[begin DATASET EXCERPTS]

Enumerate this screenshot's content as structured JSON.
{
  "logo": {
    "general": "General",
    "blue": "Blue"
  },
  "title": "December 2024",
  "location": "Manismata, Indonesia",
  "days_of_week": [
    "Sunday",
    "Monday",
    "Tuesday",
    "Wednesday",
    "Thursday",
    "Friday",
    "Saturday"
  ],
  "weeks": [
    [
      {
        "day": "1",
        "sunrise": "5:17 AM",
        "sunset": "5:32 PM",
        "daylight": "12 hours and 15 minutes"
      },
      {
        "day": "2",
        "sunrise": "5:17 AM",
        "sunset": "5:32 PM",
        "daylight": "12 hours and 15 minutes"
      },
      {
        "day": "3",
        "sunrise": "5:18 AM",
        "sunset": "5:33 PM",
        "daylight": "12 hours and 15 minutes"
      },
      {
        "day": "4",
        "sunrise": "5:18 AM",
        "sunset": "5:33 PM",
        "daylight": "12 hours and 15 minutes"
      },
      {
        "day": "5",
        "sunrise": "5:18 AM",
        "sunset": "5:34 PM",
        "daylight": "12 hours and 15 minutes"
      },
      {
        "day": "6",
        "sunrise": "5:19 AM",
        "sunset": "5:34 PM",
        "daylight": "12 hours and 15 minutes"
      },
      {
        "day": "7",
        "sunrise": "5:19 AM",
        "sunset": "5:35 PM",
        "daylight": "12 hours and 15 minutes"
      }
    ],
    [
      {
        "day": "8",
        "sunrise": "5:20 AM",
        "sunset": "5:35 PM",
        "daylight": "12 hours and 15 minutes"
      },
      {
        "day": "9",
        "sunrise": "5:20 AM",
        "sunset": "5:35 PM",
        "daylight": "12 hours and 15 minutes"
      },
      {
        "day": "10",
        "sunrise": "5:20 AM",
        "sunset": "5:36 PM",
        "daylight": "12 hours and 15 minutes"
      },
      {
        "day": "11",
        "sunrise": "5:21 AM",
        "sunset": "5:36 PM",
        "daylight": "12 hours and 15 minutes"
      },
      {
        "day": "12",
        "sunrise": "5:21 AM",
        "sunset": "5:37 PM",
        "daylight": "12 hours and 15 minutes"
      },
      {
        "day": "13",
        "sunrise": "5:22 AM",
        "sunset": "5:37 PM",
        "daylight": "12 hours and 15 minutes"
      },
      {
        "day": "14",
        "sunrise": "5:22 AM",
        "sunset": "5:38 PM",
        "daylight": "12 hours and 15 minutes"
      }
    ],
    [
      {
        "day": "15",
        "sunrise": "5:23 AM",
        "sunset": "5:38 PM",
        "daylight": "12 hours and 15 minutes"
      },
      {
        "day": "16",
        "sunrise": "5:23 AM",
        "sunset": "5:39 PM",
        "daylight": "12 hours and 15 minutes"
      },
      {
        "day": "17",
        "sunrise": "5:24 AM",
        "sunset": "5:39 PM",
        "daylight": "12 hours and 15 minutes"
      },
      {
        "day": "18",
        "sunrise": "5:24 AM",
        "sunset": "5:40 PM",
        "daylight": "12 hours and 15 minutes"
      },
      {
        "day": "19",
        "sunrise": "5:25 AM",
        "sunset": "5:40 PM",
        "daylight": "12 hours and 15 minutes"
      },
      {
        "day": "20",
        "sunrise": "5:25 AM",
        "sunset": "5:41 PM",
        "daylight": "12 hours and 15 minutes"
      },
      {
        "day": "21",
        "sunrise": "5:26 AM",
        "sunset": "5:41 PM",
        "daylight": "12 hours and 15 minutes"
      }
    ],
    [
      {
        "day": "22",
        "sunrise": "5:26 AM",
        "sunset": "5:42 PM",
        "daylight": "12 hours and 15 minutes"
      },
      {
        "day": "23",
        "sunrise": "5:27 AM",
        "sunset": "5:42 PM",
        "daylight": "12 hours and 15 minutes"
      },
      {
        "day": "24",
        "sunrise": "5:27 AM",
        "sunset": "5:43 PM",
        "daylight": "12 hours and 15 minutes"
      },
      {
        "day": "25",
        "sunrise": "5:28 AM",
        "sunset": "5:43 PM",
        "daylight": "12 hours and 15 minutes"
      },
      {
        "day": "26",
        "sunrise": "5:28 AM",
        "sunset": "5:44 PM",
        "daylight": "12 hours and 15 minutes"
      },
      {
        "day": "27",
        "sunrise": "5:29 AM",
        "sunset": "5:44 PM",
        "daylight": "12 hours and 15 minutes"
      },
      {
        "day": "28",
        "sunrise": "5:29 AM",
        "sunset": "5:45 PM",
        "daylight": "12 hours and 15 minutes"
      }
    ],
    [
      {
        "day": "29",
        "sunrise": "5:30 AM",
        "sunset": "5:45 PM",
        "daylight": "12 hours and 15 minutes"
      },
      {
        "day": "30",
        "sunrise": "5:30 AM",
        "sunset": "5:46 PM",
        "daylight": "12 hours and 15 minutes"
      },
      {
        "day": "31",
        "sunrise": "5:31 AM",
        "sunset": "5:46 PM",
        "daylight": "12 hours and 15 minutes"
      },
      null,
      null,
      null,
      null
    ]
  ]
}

[end DATASET EXCERPTS]

▶ WRITTEN EXERCISE
Go through the records above and set each one down exactly, please.

▶ RESULT BELOW
Enumerate this screenshot's content as structured JSON.
{
  "logo": {
    "general": "General",
    "blue": "Blue"
  },
  "title": "December 2024",
  "location": "Manismata, Indonesia",
  "days_of_week": [
    "Sunday",
    "Monday",
    "Tuesday",
    "Wednesday",
    "Thursday",
    "Friday",
    "Saturday"
  ],
  "weeks": [
    [
      {
        "day": "1",
        "sunrise": "5:17 AM",
        "sunset": "5:32 PM",
        "daylight": "12 hours and 15 minutes"
      },
      {
        "day": "2",
        "sunrise": "5:17 AM",
        "sunset": "5:32 PM",
        "daylight": "12 hours and 15 minutes"
      },
      {
        "day": "3",
        "sunrise": "5:18 AM",
        "sunset": "5:33 PM",
        "daylight": "12 hours and 15 minutes"
      },
      {
        "day": "4",
        "sunrise": "5:18 AM",
        "sunset": "5:33 PM",
        "daylight": "12 hours and 15 minutes"
      },
      {
        "day": "5",
        "sunrise": "5:18 AM",
        "sunset": "5:34 PM",
        "daylight": "12 hours and 15 minutes"
      },
      {
        "day": "6",
        "sunrise": "5:19 AM",
        "sunset": "5:34 PM",
        "daylight": "12 hours and 15 minutes"
      },
      {
        "day": "7",
        "sunrise": "5:19 AM",
        "sunset": "5:35 PM",
        "daylight": "12 hours and 15 minutes"
      }
    ],
    [
      {
        "day": "8",
        "sunrise": "5:20 AM",
        "sunset": "5:35 PM",
        "daylight": "12 hours and 15 minutes"
      },
      {
        "day": "9",
        "sunrise": "5:20 AM",
        "sunset": "5:35 PM",
        "daylight": "12 hours and 15 minutes"
      },
      {
        "day": "10",
        "sunrise": "5:20 AM",
        "sunset": "5:36 PM",
        "daylight": "12 hours and 15 minutes"
      },
      {
        "day": "11",
        "sunrise": "5:21 AM",
        "sunset": "5:36 PM",
        "daylight": "12 hours and 15 minutes"
      },
      {
        "day": "12",
        "sunrise": "5:21 AM",
        "sunset": "5:37 PM",
        "daylight": "12 hours and 15 minutes"
      },
      {
        "day": "13",
        "sunrise": "5:22 AM",
        "sunset": "5:37 PM",
        "daylight": "12 hours and 15 minutes"
      },
      {
        "day": "14",
        "sunrise": "5:22 AM",
        "sunset": "5:38 PM",
        "daylight": "12 hours and 15 minutes"
      }
    ],
    [
      {
        "day": "15",
        "sunrise": "5:23 AM",
        "sunset": "5:38 PM",
        "daylight": "12 hours and 15 minutes"
      },
      {
        "day": "16",
        "sunrise": "5:23 AM",
        "sunset": "5:39 PM",
        "daylight": "12 hours and 15 minutes"
      },
      {
        "day": "17",
        "sunrise": "5:24 AM",
        "sunset": "5:39 PM",
        "daylight": "12 hours and 15 minutes"
      },
      {
        "day": "18",
        "sunrise": "5:24 AM",
        "sunset": "5:40 PM",
        "daylight": "12 hours and 15 minutes"
      },
      {
        "day": "19",
        "sunrise": "5:25 AM",
        "sunset": "5:40 PM",
        "daylight": "12 hours and 15 minutes"
      },
      {
        "day": "20",
        "sunrise": "5:25 AM",
        "sunset": "5:41 PM",
        "daylight": "12 hours and 15 minutes"
      },
      {
        "day": "21",
        "sunrise": "5:26 AM",
        "sunset": "5:41 PM",
        "daylight": "12 hours and 15 minutes"
      }
    ],
    [
      {
        "day": "22",
        "sunrise": "5:26 AM",
        "sunset": "5:42 PM",
        "daylight": "12 hours and 15 minutes"
      },
      {
        "day": "23",
        "sunrise": "5:27 AM",
        "sunset": "5:42 PM",
        "daylight": "12 hours and 15 minutes"
      },
      {
        "day": "24",
        "sunrise": "5:27 AM",
        "sunset": "5:43 PM",
        "daylight": "12 hours and 15 minutes"
      },
      {
        "day": "25",
        "sunrise": "5:28 AM",
        "sunset": "5:43 PM",
        "daylight": "12 hours and 15 minutes"
      },
      {
        "day": "26",
        "sunrise": "5:28 AM",
        "sunset": "5:44 PM",
        "daylight": "12 hours and 15 minutes"
      },
      {
        "day": "27",
        "sunrise": "5:29 AM",
        "sunset": "5:44 PM",
        "daylight": "12 hours and 15 minutes"
      },
      {
        "day": "28",
        "sunrise": "5:29 AM",
        "sunset": "5:45 PM",
        "daylight": "12 hours and 15 minutes"
      }
    ],
    [
      {
        "day": "29",
        "sunrise": "5:30 AM",
        "sunset": "5:45 PM",
        "daylight": "12 hours and 15 minutes"
      },
      {
        "day": "30",
        "sunrise": "5:30 AM",
        "sunset": "5:46 PM",
        "daylight": "12 hours and 15 minutes"
      },
      {
        "day": "31",
        "sunrise": "5:31 AM",
        "sunset": "5:46 PM",
        "daylight": "12 hours and 15 minutes"
      },
      null,
      null,
      null,
      null
    ]
  ]
}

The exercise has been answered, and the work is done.